Data records:

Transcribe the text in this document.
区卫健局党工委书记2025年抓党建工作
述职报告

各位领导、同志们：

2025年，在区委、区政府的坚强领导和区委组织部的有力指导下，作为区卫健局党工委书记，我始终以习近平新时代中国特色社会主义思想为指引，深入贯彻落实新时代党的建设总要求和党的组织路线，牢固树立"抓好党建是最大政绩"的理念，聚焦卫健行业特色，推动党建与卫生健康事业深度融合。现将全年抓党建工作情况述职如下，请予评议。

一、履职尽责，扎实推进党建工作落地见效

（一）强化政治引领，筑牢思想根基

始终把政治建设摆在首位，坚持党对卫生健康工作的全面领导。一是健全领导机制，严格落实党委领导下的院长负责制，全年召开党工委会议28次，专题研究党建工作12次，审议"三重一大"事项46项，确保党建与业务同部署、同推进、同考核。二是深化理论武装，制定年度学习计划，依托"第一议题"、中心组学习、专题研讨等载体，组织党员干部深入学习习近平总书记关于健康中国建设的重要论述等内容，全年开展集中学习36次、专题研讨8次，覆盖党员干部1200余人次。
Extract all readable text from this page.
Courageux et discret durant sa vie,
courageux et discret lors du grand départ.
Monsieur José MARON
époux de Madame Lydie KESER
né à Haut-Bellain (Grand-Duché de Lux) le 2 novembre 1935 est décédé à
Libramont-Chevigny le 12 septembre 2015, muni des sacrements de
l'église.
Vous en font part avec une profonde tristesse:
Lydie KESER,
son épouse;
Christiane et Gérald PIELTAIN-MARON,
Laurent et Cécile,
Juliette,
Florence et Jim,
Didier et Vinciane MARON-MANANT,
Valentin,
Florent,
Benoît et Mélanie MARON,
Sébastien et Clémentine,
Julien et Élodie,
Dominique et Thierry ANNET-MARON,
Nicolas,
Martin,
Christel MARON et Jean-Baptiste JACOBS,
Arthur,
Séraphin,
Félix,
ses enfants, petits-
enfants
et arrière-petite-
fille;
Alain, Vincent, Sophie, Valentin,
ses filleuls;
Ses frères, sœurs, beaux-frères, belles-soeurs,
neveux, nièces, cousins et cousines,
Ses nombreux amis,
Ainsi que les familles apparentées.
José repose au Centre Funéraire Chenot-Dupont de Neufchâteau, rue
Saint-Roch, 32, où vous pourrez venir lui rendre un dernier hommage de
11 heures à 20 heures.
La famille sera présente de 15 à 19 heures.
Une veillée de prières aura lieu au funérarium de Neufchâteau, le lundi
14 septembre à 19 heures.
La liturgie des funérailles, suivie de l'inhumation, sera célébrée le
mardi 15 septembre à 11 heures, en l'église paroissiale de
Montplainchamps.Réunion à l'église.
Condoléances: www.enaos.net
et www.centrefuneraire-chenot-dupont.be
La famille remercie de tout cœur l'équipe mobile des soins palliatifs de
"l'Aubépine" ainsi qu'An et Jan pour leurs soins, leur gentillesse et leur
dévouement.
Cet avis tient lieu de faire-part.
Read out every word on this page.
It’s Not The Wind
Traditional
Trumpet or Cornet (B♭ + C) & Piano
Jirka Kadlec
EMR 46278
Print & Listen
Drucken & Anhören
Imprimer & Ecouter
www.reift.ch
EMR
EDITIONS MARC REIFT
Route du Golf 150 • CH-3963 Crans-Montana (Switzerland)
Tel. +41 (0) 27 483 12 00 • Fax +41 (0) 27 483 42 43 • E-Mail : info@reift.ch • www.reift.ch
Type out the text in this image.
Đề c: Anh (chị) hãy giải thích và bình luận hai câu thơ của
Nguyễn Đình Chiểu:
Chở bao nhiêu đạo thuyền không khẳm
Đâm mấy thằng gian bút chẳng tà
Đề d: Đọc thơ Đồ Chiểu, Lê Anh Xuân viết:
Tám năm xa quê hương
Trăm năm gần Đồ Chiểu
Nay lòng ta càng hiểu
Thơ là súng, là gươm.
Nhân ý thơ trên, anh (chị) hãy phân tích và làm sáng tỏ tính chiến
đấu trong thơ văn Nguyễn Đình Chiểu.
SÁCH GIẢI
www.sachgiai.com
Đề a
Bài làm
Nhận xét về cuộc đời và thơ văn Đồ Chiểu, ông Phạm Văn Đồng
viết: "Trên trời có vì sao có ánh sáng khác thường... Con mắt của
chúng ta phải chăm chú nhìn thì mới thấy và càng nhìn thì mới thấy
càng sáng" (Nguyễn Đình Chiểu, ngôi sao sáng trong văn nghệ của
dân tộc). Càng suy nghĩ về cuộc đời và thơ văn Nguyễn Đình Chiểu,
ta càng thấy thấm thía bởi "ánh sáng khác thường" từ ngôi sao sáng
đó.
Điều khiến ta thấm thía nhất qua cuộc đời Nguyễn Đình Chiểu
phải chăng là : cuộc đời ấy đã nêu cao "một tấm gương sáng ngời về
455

GIVEN REQUEST => How many lines of the listing above include the word "trong"? State the number and nothing else.

ANSWER TO THIS EXERCISE => 2